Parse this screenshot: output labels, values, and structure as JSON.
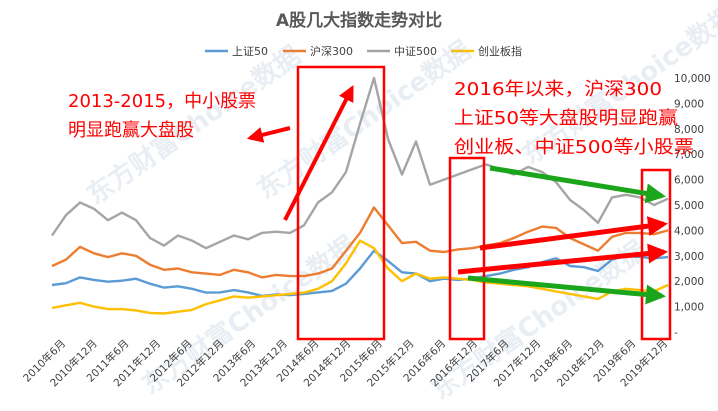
{
  "chart_data": {
    "type": "line",
    "title": "A股几大指数走势对比",
    "x_ticks": [
      "2010年6月",
      "2010年12月",
      "2011年6月",
      "2011年12月",
      "2012年6月",
      "2012年12月",
      "2013年6月",
      "2013年12月",
      "2014年6月",
      "2014年12月",
      "2015年6月",
      "2015年12月",
      "2016年6月",
      "2016年12月",
      "2017年6月",
      "2017年12月",
      "2018年6月",
      "2018年12月",
      "2019年6月",
      "2019年12月"
    ],
    "y_ticks": [
      "-",
      "1,000",
      "2,000",
      "3,000",
      "4,000",
      "5,000",
      "6,000",
      "7,000",
      "8,000",
      "9,000",
      "10,000"
    ],
    "ylim": [
      0,
      10000
    ],
    "grid": false,
    "legend_position": "top",
    "series": [
      {
        "name": "上证50",
        "color": "#5b9bd5",
        "values": [
          1850,
          1920,
          2150,
          2050,
          1980,
          2020,
          2100,
          1900,
          1750,
          1800,
          1700,
          1550,
          1560,
          1650,
          1560,
          1420,
          1480,
          1450,
          1500,
          1560,
          1620,
          1900,
          2500,
          3200,
          2800,
          2350,
          2300,
          2000,
          2100,
          2050,
          2100,
          2200,
          2300,
          2450,
          2550,
          2750,
          2900,
          2600,
          2550,
          2400,
          2850,
          3000,
          2950,
          2900,
          2950
        ]
      },
      {
        "name": "沪深300",
        "color": "#ed7d31",
        "values": [
          2600,
          2850,
          3350,
          3100,
          2950,
          3100,
          3000,
          2650,
          2450,
          2500,
          2350,
          2300,
          2250,
          2450,
          2350,
          2150,
          2250,
          2200,
          2200,
          2300,
          2500,
          3200,
          3900,
          4900,
          4200,
          3500,
          3550,
          3200,
          3150,
          3250,
          3300,
          3400,
          3500,
          3700,
          3950,
          4150,
          4100,
          3700,
          3450,
          3200,
          3750,
          3900,
          3900,
          3850,
          4000
        ]
      },
      {
        "name": "中证500",
        "color": "#a5a5a5",
        "values": [
          3800,
          4600,
          5100,
          4850,
          4400,
          4700,
          4400,
          3700,
          3400,
          3800,
          3600,
          3300,
          3550,
          3800,
          3650,
          3900,
          3950,
          3900,
          4200,
          5100,
          5500,
          6300,
          8200,
          10000,
          7600,
          6200,
          7500,
          5800,
          6000,
          6200,
          6400,
          6600,
          6400,
          6200,
          6500,
          6300,
          5900,
          5200,
          4800,
          4300,
          5300,
          5400,
          5300,
          5000,
          5250
        ]
      },
      {
        "name": "创业板指",
        "color": "#ffc000",
        "values": [
          950,
          1050,
          1150,
          1000,
          900,
          900,
          850,
          750,
          730,
          800,
          870,
          1100,
          1250,
          1400,
          1350,
          1400,
          1450,
          1500,
          1550,
          1700,
          2000,
          2700,
          3600,
          3300,
          2500,
          2000,
          2300,
          2100,
          2150,
          2100,
          2050,
          1950,
          1900,
          1850,
          1800,
          1700,
          1600,
          1500,
          1400,
          1300,
          1600,
          1700,
          1650,
          1600,
          1850
        ]
      }
    ],
    "annotations": [
      "2013-2015，中小股票",
      "明显跑赢大盘股",
      "2016年以来，沪深300",
      "上证50等大盘股明显跑赢",
      "创业板、中证500等小股票"
    ],
    "watermark": "东方财富Choice数据"
  }
}
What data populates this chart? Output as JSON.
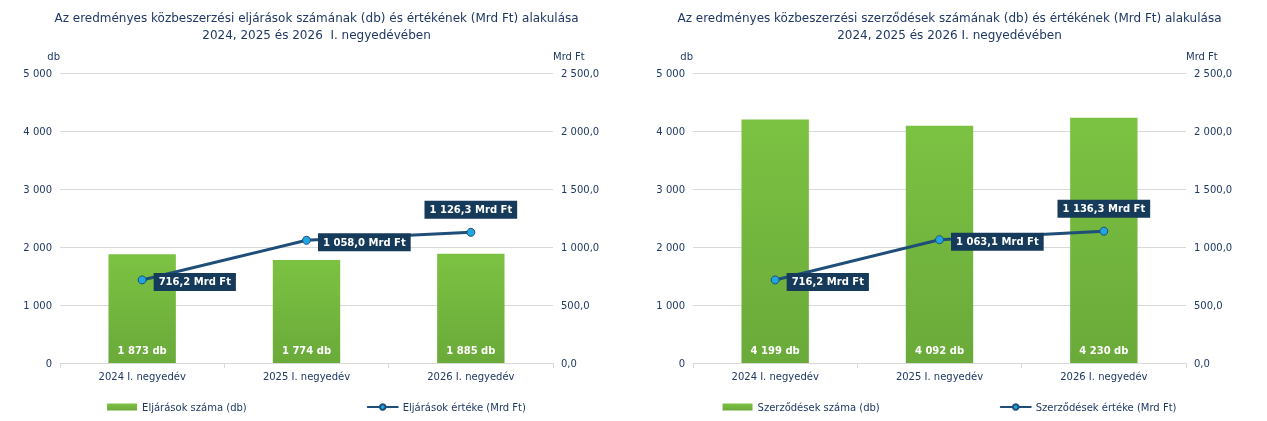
{
  "chart_data": [
    {
      "type": "bar",
      "title": "Az eredményes közbeszerzési eljárások számának (db) és értékének (Mrd Ft) alakulása\n2024, 2025 és 2026  I. negyedévében",
      "ylabel": "db",
      "y2label": "Mrd Ft",
      "categories": [
        "2024 I. negyedév",
        "2025 I. negyedév",
        "2026 I. negyedév"
      ],
      "series": [
        {
          "name": "Eljárások száma (db)",
          "color": "#7cc242",
          "values": [
            1873,
            1774,
            1885
          ],
          "value_labels": [
            "1 873 db",
            "1 774 db",
            "1 885 db"
          ]
        },
        {
          "name": "Eljárások értéke (Mrd Ft)",
          "type": "line",
          "axis": "y2",
          "color": "#1f4e79",
          "values": [
            716.2,
            1058.0,
            1126.3
          ],
          "value_labels": [
            "716,2 Mrd Ft",
            "1 058,0 Mrd Ft",
            "1 126,3 Mrd Ft"
          ]
        }
      ],
      "ylim": [
        0,
        5000
      ],
      "yticks": [
        0,
        {
          "value": 1000,
          "label": "1 000"
        },
        {
          "value": 2000,
          "label": "2 000"
        },
        {
          "value": 3000,
          "label": "3 000"
        },
        {
          "value": 4000,
          "label": "4 000"
        },
        {
          "value": 5000,
          "label": "5 000"
        }
      ],
      "y2lim": [
        0,
        2500
      ],
      "y2ticks": [
        {
          "value": 0,
          "label": "0,0"
        },
        {
          "value": 500,
          "label": "500,0"
        },
        {
          "value": 1000,
          "label": "1 000,0"
        },
        {
          "value": 1500,
          "label": "1 500,0"
        },
        {
          "value": 2000,
          "label": "2 000,0"
        },
        {
          "value": 2500,
          "label": "2 500,0"
        }
      ],
      "grid": "y",
      "legend": "bottom",
      "marker": "circle",
      "line_style": "solid"
    },
    {
      "type": "bar",
      "title": "Az eredményes közbeszerzési szerződések számának (db) és értékének (Mrd Ft) alakulása\n2024, 2025 és 2026 I. negyedévében",
      "ylabel": "db",
      "y2label": "Mrd Ft",
      "categories": [
        "2024 I. negyedév",
        "2025 I. negyedév",
        "2026 I. negyedév"
      ],
      "series": [
        {
          "name": "Szerződések száma (db)",
          "color": "#7cc242",
          "values": [
            4199,
            4092,
            4230
          ],
          "value_labels": [
            "4 199 db",
            "4 092 db",
            "4 230 db"
          ]
        },
        {
          "name": "Szerződések értéke (Mrd Ft)",
          "type": "line",
          "axis": "y2",
          "color": "#1f4e79",
          "values": [
            716.2,
            1063.1,
            1136.3
          ],
          "value_labels": [
            "716,2 Mrd Ft",
            "1 063,1 Mrd Ft",
            "1 136,3 Mrd Ft"
          ]
        }
      ],
      "ylim": [
        0,
        5000
      ],
      "yticks": [
        0,
        {
          "value": 1000,
          "label": "1 000"
        },
        {
          "value": 2000,
          "label": "2 000"
        },
        {
          "value": 3000,
          "label": "3 000"
        },
        {
          "value": 4000,
          "label": "4 000"
        },
        {
          "value": 5000,
          "label": "5 000"
        }
      ],
      "y2lim": [
        0,
        2500
      ],
      "y2ticks": [
        {
          "value": 0,
          "label": "0,0"
        },
        {
          "value": 500,
          "label": "500,0"
        },
        {
          "value": 1000,
          "label": "1 000,0"
        },
        {
          "value": 1500,
          "label": "1 500,0"
        },
        {
          "value": 2000,
          "label": "2 000,0"
        },
        {
          "value": 2500,
          "label": "2 500,0"
        }
      ],
      "grid": "y",
      "legend": "bottom",
      "marker": "circle",
      "line_style": "solid"
    }
  ]
}
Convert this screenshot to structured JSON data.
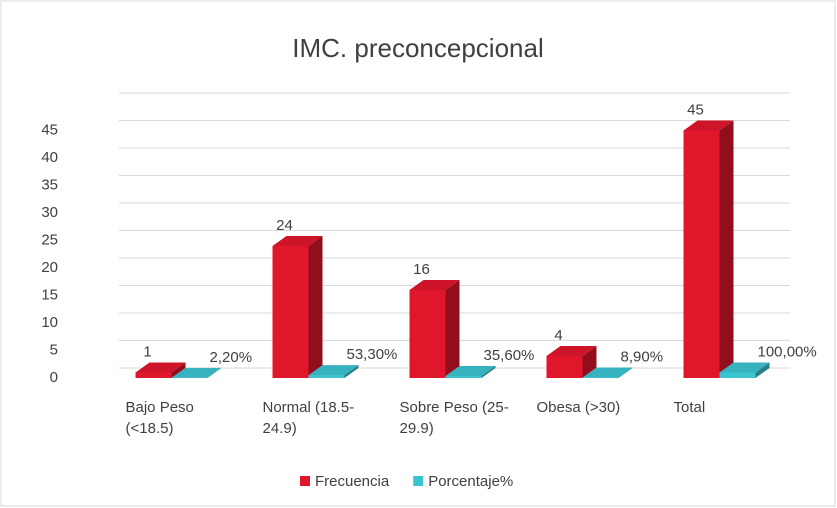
{
  "chart_data": {
    "type": "bar3d",
    "title": "IMC. preconcepcional",
    "categories": [
      "Bajo Peso (<18.5)",
      "Normal (18.5-24.9)",
      "Sobre Peso (25-29.9)",
      "Obesa (>30)",
      "Total"
    ],
    "series": [
      {
        "name": "Frecuencia",
        "color": "#e0162b",
        "values": [
          1,
          24,
          16,
          4,
          45
        ]
      },
      {
        "name": "Porcentaje%",
        "color": "#3cc3d0",
        "values": [
          0.022,
          0.533,
          0.356,
          0.089,
          1.0
        ],
        "value_labels": [
          "2,20%",
          "53,30%",
          "35,60%",
          "8,90%",
          "100,00%"
        ]
      }
    ],
    "ylim": [
      0,
      50
    ],
    "yticks": [
      0,
      5,
      10,
      15,
      20,
      25,
      30,
      35,
      40,
      45
    ],
    "grid": true,
    "legend": "bottom"
  }
}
^^^^^^^^^^^^^^^^
* [DIRECTION]:
Exactly repeat every line from the line that includes "Convert this screenshot" to the end of the listing, and nothing else, leaving pictures out.

* [ANSWER FOR THE TASK]:
Convert this screenshot to structured JSON data.
{
  "chart_data": {
    "type": "bar3d",
    "title": "IMC. preconcepcional",
    "categories": [
      "Bajo Peso (<18.5)",
      "Normal (18.5-24.9)",
      "Sobre Peso (25-29.9)",
      "Obesa (>30)",
      "Total"
    ],
    "series": [
      {
        "name": "Frecuencia",
        "color": "#e0162b",
        "values": [
          1,
          24,
          16,
          4,
          45
        ]
      },
      {
        "name": "Porcentaje%",
        "color": "#3cc3d0",
        "values": [
          0.022,
          0.533,
          0.356,
          0.089,
          1.0
        ],
        "value_labels": [
          "2,20%",
          "53,30%",
          "35,60%",
          "8,90%",
          "100,00%"
        ]
      }
    ],
    "ylim": [
      0,
      50
    ],
    "yticks": [
      0,
      5,
      10,
      15,
      20,
      25,
      30,
      35,
      40,
      45
    ],
    "grid": true,
    "legend": "bottom"
  }
}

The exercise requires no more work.